* Exercise requirements: Below are some entries. Work out how many of their lines hold the word "Raman", and write that number alone.

__________

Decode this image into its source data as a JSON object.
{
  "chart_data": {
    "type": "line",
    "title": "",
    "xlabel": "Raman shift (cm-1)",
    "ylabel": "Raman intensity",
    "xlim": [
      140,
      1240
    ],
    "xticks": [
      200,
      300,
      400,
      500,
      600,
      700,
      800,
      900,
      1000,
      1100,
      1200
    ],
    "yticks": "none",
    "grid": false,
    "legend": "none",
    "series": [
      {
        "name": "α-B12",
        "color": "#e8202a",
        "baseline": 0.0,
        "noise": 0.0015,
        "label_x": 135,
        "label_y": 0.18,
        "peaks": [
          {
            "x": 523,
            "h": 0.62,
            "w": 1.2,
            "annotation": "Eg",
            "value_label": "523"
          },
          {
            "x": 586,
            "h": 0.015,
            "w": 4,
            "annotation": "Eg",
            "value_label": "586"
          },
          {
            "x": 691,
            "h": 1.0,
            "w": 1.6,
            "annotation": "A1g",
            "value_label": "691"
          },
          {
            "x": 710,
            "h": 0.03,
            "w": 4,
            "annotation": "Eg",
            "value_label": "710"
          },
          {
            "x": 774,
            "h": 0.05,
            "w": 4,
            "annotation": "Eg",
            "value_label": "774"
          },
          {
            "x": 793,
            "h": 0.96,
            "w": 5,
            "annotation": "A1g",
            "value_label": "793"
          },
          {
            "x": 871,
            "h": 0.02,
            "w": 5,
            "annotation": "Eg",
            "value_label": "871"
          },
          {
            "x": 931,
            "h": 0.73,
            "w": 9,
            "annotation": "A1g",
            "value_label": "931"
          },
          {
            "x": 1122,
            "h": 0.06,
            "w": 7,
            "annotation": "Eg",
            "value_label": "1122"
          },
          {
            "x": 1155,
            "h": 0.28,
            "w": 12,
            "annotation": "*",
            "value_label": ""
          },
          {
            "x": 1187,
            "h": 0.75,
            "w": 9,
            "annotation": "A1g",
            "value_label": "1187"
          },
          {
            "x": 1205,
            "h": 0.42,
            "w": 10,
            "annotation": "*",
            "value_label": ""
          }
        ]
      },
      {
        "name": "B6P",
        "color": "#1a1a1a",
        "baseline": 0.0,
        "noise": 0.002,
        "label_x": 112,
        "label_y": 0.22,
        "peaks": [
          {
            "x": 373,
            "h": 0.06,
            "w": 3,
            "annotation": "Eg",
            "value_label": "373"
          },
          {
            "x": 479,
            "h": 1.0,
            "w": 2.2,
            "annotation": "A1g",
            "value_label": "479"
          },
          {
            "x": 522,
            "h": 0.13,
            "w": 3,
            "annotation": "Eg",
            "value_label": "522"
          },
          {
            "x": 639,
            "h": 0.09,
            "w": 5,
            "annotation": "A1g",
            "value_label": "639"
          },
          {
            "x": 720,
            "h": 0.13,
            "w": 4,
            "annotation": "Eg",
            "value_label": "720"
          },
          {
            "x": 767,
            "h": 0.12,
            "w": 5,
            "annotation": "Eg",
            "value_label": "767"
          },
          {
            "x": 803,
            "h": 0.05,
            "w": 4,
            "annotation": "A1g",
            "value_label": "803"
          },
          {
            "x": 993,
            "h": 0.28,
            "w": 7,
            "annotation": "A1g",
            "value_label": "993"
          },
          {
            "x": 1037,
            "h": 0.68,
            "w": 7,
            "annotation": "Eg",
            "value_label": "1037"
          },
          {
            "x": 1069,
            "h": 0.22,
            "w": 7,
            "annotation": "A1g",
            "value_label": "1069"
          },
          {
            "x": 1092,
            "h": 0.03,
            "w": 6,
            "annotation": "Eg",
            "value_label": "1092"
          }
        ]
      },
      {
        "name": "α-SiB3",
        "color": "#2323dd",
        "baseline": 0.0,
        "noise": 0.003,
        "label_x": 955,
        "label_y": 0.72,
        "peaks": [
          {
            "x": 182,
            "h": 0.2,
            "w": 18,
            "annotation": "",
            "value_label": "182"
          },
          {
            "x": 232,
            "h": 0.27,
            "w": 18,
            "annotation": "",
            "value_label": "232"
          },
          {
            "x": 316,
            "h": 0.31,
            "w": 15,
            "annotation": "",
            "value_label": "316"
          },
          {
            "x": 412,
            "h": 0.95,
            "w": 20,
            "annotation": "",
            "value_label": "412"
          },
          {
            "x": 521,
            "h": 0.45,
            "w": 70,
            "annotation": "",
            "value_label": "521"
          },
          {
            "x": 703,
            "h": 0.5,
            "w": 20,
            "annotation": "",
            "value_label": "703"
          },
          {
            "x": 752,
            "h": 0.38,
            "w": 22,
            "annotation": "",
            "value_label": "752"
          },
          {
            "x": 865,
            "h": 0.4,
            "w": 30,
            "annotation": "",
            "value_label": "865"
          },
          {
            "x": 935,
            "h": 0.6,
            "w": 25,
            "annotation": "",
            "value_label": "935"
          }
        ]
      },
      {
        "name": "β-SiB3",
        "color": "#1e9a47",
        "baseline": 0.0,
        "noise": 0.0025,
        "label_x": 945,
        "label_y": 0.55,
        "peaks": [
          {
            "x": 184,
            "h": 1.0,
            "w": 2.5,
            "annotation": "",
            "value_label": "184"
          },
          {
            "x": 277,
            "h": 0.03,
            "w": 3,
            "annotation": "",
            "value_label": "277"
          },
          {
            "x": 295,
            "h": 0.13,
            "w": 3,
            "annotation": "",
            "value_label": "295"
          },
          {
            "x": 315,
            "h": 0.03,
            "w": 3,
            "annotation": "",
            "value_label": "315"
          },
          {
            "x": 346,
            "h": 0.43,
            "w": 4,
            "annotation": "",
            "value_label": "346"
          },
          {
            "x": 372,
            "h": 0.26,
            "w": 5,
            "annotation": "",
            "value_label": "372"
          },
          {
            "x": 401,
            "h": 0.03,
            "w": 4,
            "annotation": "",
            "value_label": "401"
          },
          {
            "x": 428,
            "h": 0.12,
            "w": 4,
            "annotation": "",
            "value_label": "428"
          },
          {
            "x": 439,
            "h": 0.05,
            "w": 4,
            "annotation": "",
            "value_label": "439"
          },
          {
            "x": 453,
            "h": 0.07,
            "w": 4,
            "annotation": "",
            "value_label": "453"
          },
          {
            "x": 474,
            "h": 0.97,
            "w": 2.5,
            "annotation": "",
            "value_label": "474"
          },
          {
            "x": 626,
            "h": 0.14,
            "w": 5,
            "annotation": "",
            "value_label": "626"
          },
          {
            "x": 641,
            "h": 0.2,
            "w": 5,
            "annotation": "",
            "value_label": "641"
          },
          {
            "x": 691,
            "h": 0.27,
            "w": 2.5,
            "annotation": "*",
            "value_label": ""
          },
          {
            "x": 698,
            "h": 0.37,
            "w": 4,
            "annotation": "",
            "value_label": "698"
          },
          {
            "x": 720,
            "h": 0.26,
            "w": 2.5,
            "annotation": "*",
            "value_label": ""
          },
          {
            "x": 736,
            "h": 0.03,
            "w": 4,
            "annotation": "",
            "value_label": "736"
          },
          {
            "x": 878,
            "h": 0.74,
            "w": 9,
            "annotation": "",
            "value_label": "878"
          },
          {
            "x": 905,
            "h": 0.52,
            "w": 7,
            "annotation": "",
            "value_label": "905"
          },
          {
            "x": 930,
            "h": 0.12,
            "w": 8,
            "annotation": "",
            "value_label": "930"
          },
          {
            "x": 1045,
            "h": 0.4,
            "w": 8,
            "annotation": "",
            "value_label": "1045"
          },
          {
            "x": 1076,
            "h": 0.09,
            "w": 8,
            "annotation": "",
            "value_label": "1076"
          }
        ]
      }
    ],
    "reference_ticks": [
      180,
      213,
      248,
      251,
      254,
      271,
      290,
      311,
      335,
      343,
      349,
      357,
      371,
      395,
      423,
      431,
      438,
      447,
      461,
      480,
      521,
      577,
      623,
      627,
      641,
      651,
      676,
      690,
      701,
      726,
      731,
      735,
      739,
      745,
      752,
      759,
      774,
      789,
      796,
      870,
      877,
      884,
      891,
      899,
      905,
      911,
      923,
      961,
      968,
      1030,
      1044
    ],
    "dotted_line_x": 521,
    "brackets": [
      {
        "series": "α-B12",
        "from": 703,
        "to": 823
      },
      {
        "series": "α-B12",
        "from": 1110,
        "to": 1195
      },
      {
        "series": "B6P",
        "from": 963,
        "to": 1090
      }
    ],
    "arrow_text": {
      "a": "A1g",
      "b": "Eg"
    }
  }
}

__________

* Exercise output: 2